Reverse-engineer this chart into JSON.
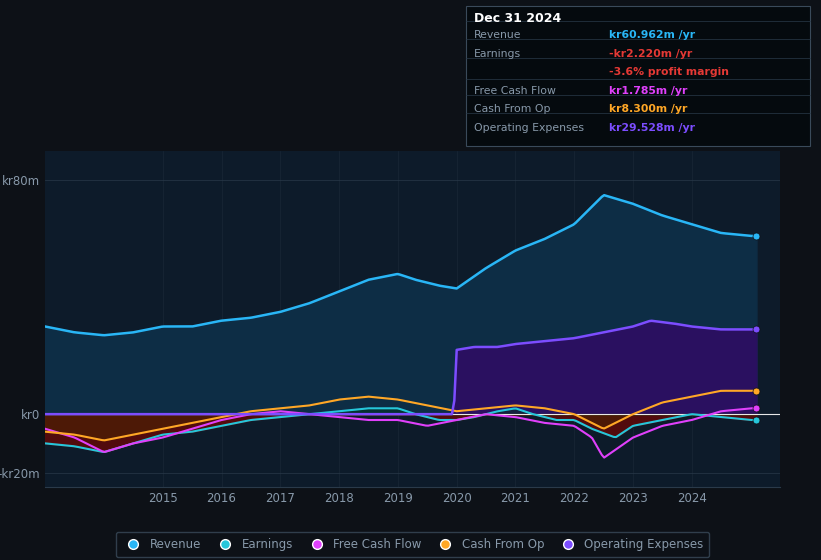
{
  "bg_color": "#0d1117",
  "plot_bg_color": "#0d1b2a",
  "text_color": "#8899aa",
  "grid_color": "#2a3a4a",
  "ylim": [
    -25,
    90
  ],
  "yticks": [
    -20,
    0,
    80
  ],
  "ytick_labels": [
    "-kr20m",
    "kr0",
    "kr80m"
  ],
  "xtick_vals": [
    2015,
    2016,
    2017,
    2018,
    2019,
    2020,
    2021,
    2022,
    2023,
    2024
  ],
  "xtick_labels": [
    "2015",
    "2016",
    "2017",
    "2018",
    "2019",
    "2020",
    "2021",
    "2022",
    "2023",
    "2024"
  ],
  "colors": {
    "revenue": "#29b6f6",
    "earnings": "#26c6da",
    "free_cash_flow": "#e040fb",
    "cash_from_op": "#ffa726",
    "operating_expenses": "#7c4dff"
  },
  "fill_revenue": "#0d2d45",
  "fill_earnings_neg": "#5a0a0a",
  "fill_opex": "#2a1060",
  "info_box": {
    "title": "Dec 31 2024",
    "rows": [
      {
        "label": "Revenue",
        "value": "kr60.962m /yr",
        "value_color": "#29b6f6",
        "label_color": "#8899aa"
      },
      {
        "label": "Earnings",
        "value": "-kr2.220m /yr",
        "value_color": "#e53935",
        "label_color": "#8899aa"
      },
      {
        "label": "",
        "value": "-3.6% profit margin",
        "value_color": "#e53935",
        "label_color": "#8899aa"
      },
      {
        "label": "Free Cash Flow",
        "value": "kr1.785m /yr",
        "value_color": "#e040fb",
        "label_color": "#8899aa"
      },
      {
        "label": "Cash From Op",
        "value": "kr8.300m /yr",
        "value_color": "#ffa726",
        "label_color": "#8899aa"
      },
      {
        "label": "Operating Expenses",
        "value": "kr29.528m /yr",
        "value_color": "#7c4dff",
        "label_color": "#8899aa"
      }
    ]
  },
  "legend_items": [
    {
      "label": "Revenue",
      "color": "#29b6f6"
    },
    {
      "label": "Earnings",
      "color": "#26c6da"
    },
    {
      "label": "Free Cash Flow",
      "color": "#e040fb"
    },
    {
      "label": "Cash From Op",
      "color": "#ffa726"
    },
    {
      "label": "Operating Expenses",
      "color": "#7c4dff"
    }
  ]
}
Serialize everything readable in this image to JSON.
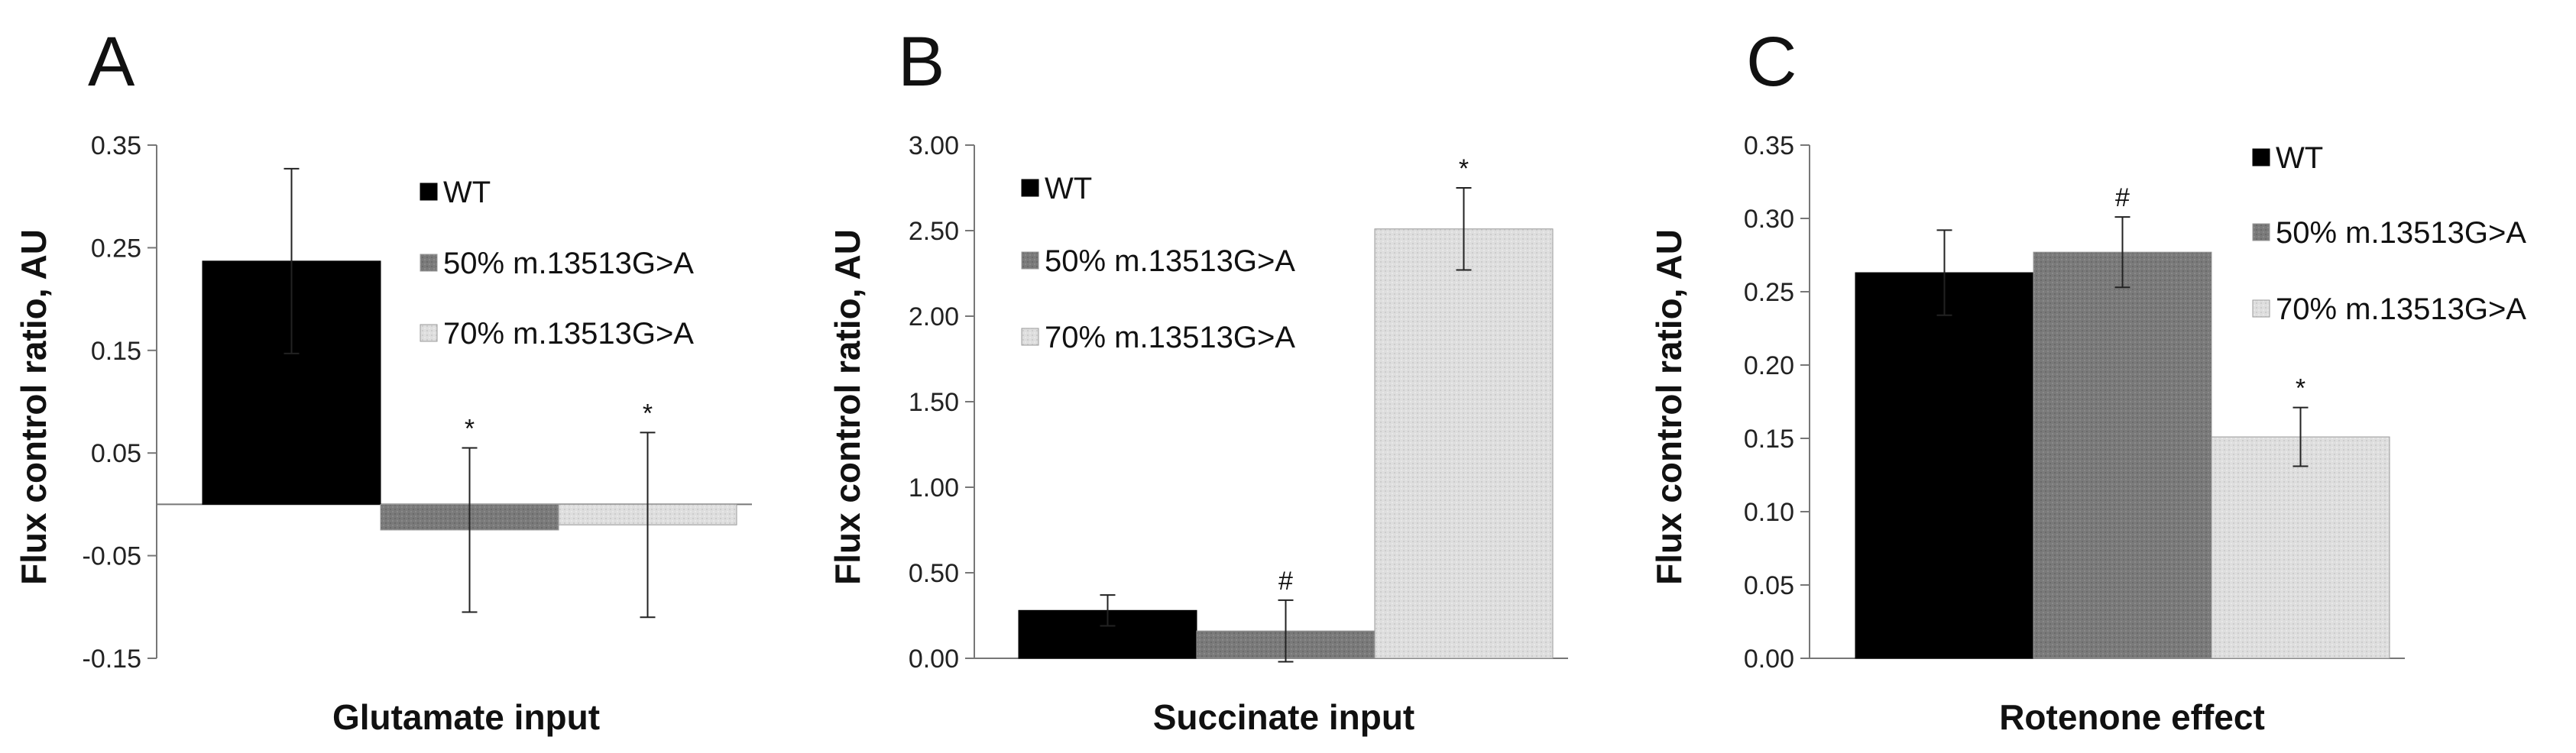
::::::::
- OBJECTIVE:
Pictures are not part of the copy; output everything else in the records exactly.

- WRITTEN RESPONSE:
Reverse-engineer this chart into JSON.
{
  "bg_color": "#0d1117",
  "plot_bg_color": "#0d1b2a",
  "text_color": "#8899aa",
  "grid_color": "#2a3a4a",
  "ylim": [
    -25,
    90
  ],
  "yticks": [
    -20,
    0,
    80
  ],
  "ytick_labels": [
    "-kr20m",
    "kr0",
    "kr80m"
  ],
  "xtick_vals": [
    2015,
    2016,
    2017,
    2018,
    2019,
    2020,
    2021,
    2022,
    2023,
    2024
  ],
  "xtick_labels": [
    "2015",
    "2016",
    "2017",
    "2018",
    "2019",
    "2020",
    "2021",
    "2022",
    "2023",
    "2024"
  ],
  "colors": {
    "revenue": "#29b6f6",
    "earnings": "#26c6da",
    "free_cash_flow": "#e040fb",
    "cash_from_op": "#ffa726",
    "operating_expenses": "#7c4dff"
  },
  "fill_revenue": "#0d2d45",
  "fill_earnings_neg": "#5a0a0a",
  "fill_opex": "#2a1060",
  "info_box": {
    "title": "Dec 31 2024",
    "rows": [
      {
        "label": "Revenue",
        "value": "kr60.962m /yr",
        "value_color": "#29b6f6",
        "label_color": "#8899aa"
      },
      {
        "label": "Earnings",
        "value": "-kr2.220m /yr",
        "value_color": "#e53935",
        "label_color": "#8899aa"
      },
      {
        "label": "",
        "value": "-3.6% profit margin",
        "value_color": "#e53935",
        "label_color": "#8899aa"
      },
      {
        "label": "Free Cash Flow",
        "value": "kr1.785m /yr",
        "value_color": "#e040fb",
        "label_color": "#8899aa"
      },
      {
        "label": "Cash From Op",
        "value": "kr8.300m /yr",
        "value_color": "#ffa726",
        "label_color": "#8899aa"
      },
      {
        "label": "Operating Expenses",
        "value": "kr29.528m /yr",
        "value_color": "#7c4dff",
        "label_color": "#8899aa"
      }
    ]
  },
  "legend_items": [
    {
      "label": "Revenue",
      "color": "#29b6f6"
    },
    {
      "label": "Earnings",
      "color": "#26c6da"
    },
    {
      "label": "Free Cash Flow",
      "color": "#e040fb"
    },
    {
      "label": "Cash From Op",
      "color": "#ffa726"
    },
    {
      "label": "Operating Expenses",
      "color": "#7c4dff"
    }
  ]
}
Serialize everything readable in this image to JSON.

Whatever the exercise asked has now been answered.